▶ _What the exercise asks_
Reproduce the listing below without any change.

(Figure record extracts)
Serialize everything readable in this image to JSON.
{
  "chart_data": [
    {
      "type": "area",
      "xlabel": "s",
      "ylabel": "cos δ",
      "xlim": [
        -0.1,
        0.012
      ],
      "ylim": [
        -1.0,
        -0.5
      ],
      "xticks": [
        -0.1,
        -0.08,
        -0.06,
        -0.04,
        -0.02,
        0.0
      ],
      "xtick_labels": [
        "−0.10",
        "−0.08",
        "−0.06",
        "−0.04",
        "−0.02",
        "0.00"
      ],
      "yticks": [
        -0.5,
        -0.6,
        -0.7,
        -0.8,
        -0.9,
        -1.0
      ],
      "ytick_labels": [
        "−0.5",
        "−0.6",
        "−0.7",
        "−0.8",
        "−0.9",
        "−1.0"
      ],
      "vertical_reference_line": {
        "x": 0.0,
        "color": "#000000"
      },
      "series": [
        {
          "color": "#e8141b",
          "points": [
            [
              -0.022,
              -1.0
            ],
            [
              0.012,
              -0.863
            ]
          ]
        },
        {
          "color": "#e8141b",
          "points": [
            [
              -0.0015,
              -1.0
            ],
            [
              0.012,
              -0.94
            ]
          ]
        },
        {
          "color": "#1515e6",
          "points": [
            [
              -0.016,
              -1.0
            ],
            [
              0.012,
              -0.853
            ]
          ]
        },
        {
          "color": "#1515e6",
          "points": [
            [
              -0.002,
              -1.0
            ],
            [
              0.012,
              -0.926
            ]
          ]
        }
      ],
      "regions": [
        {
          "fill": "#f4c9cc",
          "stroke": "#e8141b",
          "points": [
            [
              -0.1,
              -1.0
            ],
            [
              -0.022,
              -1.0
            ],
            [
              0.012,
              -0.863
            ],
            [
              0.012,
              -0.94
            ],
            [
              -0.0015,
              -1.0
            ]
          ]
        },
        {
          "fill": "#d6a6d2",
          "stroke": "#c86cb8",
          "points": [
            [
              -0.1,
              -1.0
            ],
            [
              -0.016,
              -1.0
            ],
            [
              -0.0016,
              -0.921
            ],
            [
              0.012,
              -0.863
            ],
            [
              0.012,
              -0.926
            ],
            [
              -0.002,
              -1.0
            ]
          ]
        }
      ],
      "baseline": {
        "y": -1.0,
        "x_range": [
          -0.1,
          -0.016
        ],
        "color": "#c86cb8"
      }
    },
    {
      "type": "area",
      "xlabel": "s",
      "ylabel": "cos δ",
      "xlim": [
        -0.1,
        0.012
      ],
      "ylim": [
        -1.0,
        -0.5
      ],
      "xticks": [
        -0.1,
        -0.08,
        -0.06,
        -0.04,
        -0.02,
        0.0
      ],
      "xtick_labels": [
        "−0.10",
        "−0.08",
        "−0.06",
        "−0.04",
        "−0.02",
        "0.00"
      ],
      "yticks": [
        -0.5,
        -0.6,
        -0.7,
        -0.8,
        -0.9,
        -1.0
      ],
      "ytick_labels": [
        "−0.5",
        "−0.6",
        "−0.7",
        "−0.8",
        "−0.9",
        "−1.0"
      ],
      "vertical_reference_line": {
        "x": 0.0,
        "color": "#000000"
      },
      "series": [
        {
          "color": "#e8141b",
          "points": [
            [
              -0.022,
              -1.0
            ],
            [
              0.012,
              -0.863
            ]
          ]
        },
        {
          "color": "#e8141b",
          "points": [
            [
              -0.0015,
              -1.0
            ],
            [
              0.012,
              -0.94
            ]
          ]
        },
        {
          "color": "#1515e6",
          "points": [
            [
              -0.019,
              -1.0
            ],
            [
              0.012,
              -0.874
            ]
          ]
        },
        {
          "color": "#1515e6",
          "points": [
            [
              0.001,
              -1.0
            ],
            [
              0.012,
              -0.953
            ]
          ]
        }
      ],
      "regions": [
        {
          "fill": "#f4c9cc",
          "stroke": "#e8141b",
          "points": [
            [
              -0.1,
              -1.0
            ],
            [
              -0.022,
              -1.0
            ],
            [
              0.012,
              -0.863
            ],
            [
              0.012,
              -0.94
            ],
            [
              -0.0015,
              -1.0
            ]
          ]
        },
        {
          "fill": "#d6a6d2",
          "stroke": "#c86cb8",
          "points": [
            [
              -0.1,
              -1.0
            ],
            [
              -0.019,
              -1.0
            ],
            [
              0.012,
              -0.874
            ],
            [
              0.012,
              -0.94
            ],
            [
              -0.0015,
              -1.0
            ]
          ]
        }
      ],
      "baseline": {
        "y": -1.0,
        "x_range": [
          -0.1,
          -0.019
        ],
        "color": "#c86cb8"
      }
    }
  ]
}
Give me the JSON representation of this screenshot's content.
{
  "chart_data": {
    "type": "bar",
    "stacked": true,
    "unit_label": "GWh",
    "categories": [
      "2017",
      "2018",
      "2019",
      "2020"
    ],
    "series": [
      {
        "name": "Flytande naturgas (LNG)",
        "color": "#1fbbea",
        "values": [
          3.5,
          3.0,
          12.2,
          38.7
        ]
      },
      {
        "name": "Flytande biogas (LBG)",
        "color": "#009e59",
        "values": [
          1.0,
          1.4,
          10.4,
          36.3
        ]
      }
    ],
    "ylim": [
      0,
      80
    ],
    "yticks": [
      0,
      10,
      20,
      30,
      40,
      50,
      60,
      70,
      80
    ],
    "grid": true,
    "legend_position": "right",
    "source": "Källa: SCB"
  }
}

▶ _The completed task_
Serialize everything readable in this image to JSON.
{
  "chart_data": [
    {
      "type": "area",
      "xlabel": "s",
      "ylabel": "cos δ",
      "xlim": [
        -0.1,
        0.012
      ],
      "ylim": [
        -1.0,
        -0.5
      ],
      "xticks": [
        -0.1,
        -0.08,
        -0.06,
        -0.04,
        -0.02,
        0.0
      ],
      "xtick_labels": [
        "−0.10",
        "−0.08",
        "−0.06",
        "−0.04",
        "−0.02",
        "0.00"
      ],
      "yticks": [
        -0.5,
        -0.6,
        -0.7,
        -0.8,
        -0.9,
        -1.0
      ],
      "ytick_labels": [
        "−0.5",
        "−0.6",
        "−0.7",
        "−0.8",
        "−0.9",
        "−1.0"
      ],
      "vertical_reference_line": {
        "x": 0.0,
        "color": "#000000"
      },
      "series": [
        {
          "color": "#e8141b",
          "points": [
            [
              -0.022,
              -1.0
            ],
            [
              0.012,
              -0.863
            ]
          ]
        },
        {
          "color": "#e8141b",
          "points": [
            [
              -0.0015,
              -1.0
            ],
            [
              0.012,
              -0.94
            ]
          ]
        },
        {
          "color": "#1515e6",
          "points": [
            [
              -0.016,
              -1.0
            ],
            [
              0.012,
              -0.853
            ]
          ]
        },
        {
          "color": "#1515e6",
          "points": [
            [
              -0.002,
              -1.0
            ],
            [
              0.012,
              -0.926
            ]
          ]
        }
      ],
      "regions": [
        {
          "fill": "#f4c9cc",
          "stroke": "#e8141b",
          "points": [
            [
              -0.1,
              -1.0
            ],
            [
              -0.022,
              -1.0
            ],
            [
              0.012,
              -0.863
            ],
            [
              0.012,
              -0.94
            ],
            [
              -0.0015,
              -1.0
            ]
          ]
        },
        {
          "fill": "#d6a6d2",
          "stroke": "#c86cb8",
          "points": [
            [
              -0.1,
              -1.0
            ],
            [
              -0.016,
              -1.0
            ],
            [
              -0.0016,
              -0.921
            ],
            [
              0.012,
              -0.863
            ],
            [
              0.012,
              -0.926
            ],
            [
              -0.002,
              -1.0
            ]
          ]
        }
      ],
      "baseline": {
        "y": -1.0,
        "x_range": [
          -0.1,
          -0.016
        ],
        "color": "#c86cb8"
      }
    },
    {
      "type": "area",
      "xlabel": "s",
      "ylabel": "cos δ",
      "xlim": [
        -0.1,
        0.012
      ],
      "ylim": [
        -1.0,
        -0.5
      ],
      "xticks": [
        -0.1,
        -0.08,
        -0.06,
        -0.04,
        -0.02,
        0.0
      ],
      "xtick_labels": [
        "−0.10",
        "−0.08",
        "−0.06",
        "−0.04",
        "−0.02",
        "0.00"
      ],
      "yticks": [
        -0.5,
        -0.6,
        -0.7,
        -0.8,
        -0.9,
        -1.0
      ],
      "ytick_labels": [
        "−0.5",
        "−0.6",
        "−0.7",
        "−0.8",
        "−0.9",
        "−1.0"
      ],
      "vertical_reference_line": {
        "x": 0.0,
        "color": "#000000"
      },
      "series": [
        {
          "color": "#e8141b",
          "points": [
            [
              -0.022,
              -1.0
            ],
            [
              0.012,
              -0.863
            ]
          ]
        },
        {
          "color": "#e8141b",
          "points": [
            [
              -0.0015,
              -1.0
            ],
            [
              0.012,
              -0.94
            ]
          ]
        },
        {
          "color": "#1515e6",
          "points": [
            [
              -0.019,
              -1.0
            ],
            [
              0.012,
              -0.874
            ]
          ]
        },
        {
          "color": "#1515e6",
          "points": [
            [
              0.001,
              -1.0
            ],
            [
              0.012,
              -0.953
            ]
          ]
        }
      ],
      "regions": [
        {
          "fill": "#f4c9cc",
          "stroke": "#e8141b",
          "points": [
            [
              -0.1,
              -1.0
            ],
            [
              -0.022,
              -1.0
            ],
            [
              0.012,
              -0.863
            ],
            [
              0.012,
              -0.94
            ],
            [
              -0.0015,
              -1.0
            ]
          ]
        },
        {
          "fill": "#d6a6d2",
          "stroke": "#c86cb8",
          "points": [
            [
              -0.1,
              -1.0
            ],
            [
              -0.019,
              -1.0
            ],
            [
              0.012,
              -0.874
            ],
            [
              0.012,
              -0.94
            ],
            [
              -0.0015,
              -1.0
            ]
          ]
        }
      ],
      "baseline": {
        "y": -1.0,
        "x_range": [
          -0.1,
          -0.019
        ],
        "color": "#c86cb8"
      }
    }
  ]
}
Give me the JSON representation of this screenshot's content.
{
  "chart_data": {
    "type": "bar",
    "stacked": true,
    "unit_label": "GWh",
    "categories": [
      "2017",
      "2018",
      "2019",
      "2020"
    ],
    "series": [
      {
        "name": "Flytande naturgas (LNG)",
        "color": "#1fbbea",
        "values": [
          3.5,
          3.0,
          12.2,
          38.7
        ]
      },
      {
        "name": "Flytande biogas (LBG)",
        "color": "#009e59",
        "values": [
          1.0,
          1.4,
          10.4,
          36.3
        ]
      }
    ],
    "ylim": [
      0,
      80
    ],
    "yticks": [
      0,
      10,
      20,
      30,
      40,
      50,
      60,
      70,
      80
    ],
    "grid": true,
    "legend_position": "right",
    "source": "Källa: SCB"
  }
}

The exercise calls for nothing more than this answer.